Your task is to extract every line from the material below exactly.

- DATASET RECORDS -
##########

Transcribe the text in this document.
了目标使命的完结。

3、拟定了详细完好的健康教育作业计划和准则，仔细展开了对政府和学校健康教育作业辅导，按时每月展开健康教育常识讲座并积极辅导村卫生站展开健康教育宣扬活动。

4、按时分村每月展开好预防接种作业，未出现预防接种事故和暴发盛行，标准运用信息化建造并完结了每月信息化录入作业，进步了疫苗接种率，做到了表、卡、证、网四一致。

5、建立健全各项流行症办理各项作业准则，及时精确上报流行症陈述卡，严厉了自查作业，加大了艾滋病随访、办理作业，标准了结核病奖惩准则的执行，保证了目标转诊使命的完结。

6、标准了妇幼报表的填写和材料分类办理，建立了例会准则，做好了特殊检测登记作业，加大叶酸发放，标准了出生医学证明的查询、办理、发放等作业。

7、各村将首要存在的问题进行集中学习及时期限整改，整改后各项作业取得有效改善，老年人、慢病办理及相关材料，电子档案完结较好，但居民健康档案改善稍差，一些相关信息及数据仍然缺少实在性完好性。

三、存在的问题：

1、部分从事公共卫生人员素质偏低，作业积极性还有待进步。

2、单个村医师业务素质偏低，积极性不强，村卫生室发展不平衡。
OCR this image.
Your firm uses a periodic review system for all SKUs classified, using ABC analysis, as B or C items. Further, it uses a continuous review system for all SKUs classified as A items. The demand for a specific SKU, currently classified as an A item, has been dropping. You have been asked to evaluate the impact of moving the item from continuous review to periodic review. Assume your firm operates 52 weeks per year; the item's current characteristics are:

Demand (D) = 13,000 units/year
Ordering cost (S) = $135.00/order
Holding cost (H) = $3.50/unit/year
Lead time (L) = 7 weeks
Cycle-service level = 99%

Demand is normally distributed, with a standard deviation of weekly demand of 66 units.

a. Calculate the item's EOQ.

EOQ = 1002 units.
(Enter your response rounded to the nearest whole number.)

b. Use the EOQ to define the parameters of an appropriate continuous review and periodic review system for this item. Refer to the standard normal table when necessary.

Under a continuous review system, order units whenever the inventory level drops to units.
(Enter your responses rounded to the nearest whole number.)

##########

- SOLVED PROBLEM -
Transcribe the text in this document.
了目标使命的完结。

3、拟定了详细完好的健康教育作业计划和准则，仔细展开了对政府和学校健康教育作业辅导，按时每月展开健康教育常识讲座并积极辅导村卫生站展开健康教育宣扬活动。

4、按时分村每月展开好预防接种作业，未出现预防接种事故和暴发盛行，标准运用信息化建造并完结了每月信息化录入作业，进步了疫苗接种率，做到了表、卡、证、网四一致。

5、建立健全各项流行症办理各项作业准则，及时精确上报流行症陈述卡，严厉了自查作业，加大了艾滋病随访、办理作业，标准了结核病奖惩准则的执行，保证了目标转诊使命的完结。

6、标准了妇幼报表的填写和材料分类办理，建立了例会准则，做好了特殊检测登记作业，加大叶酸发放，标准了出生医学证明的查询、办理、发放等作业。

7、各村将首要存在的问题进行集中学习及时期限整改，整改后各项作业取得有效改善，老年人、慢病办理及相关材料，电子档案完结较好，但居民健康档案改善稍差，一些相关信息及数据仍然缺少实在性完好性。

三、存在的问题：

1、部分从事公共卫生人员素质偏低，作业积极性还有待进步。

2、单个村医师业务素质偏低，积极性不强，村卫生室发展不平衡。
OCR this image.
Your firm uses a periodic review system for all SKUs classified, using ABC analysis, as B or C items. Further, it uses a continuous review system for all SKUs classified as A items. The demand for a specific SKU, currently classified as an A item, has been dropping. You have been asked to evaluate the impact of moving the item from continuous review to periodic review. Assume your firm operates 52 weeks per year; the item's current characteristics are:

Demand (D) = 13,000 units/year
Ordering cost (S) = $135.00/order
Holding cost (H) = $3.50/unit/year
Lead time (L) = 7 weeks
Cycle-service level = 99%

Demand is normally distributed, with a standard deviation of weekly demand of 66 units.

a. Calculate the item's EOQ.

EOQ = 1002 units.
(Enter your response rounded to the nearest whole number.)

b. Use the EOQ to define the parameters of an appropriate continuous review and periodic review system for this item. Refer to the standard normal table when necessary.

Under a continuous review system, order units whenever the inventory level drops to units.
(Enter your responses rounded to the nearest whole number.)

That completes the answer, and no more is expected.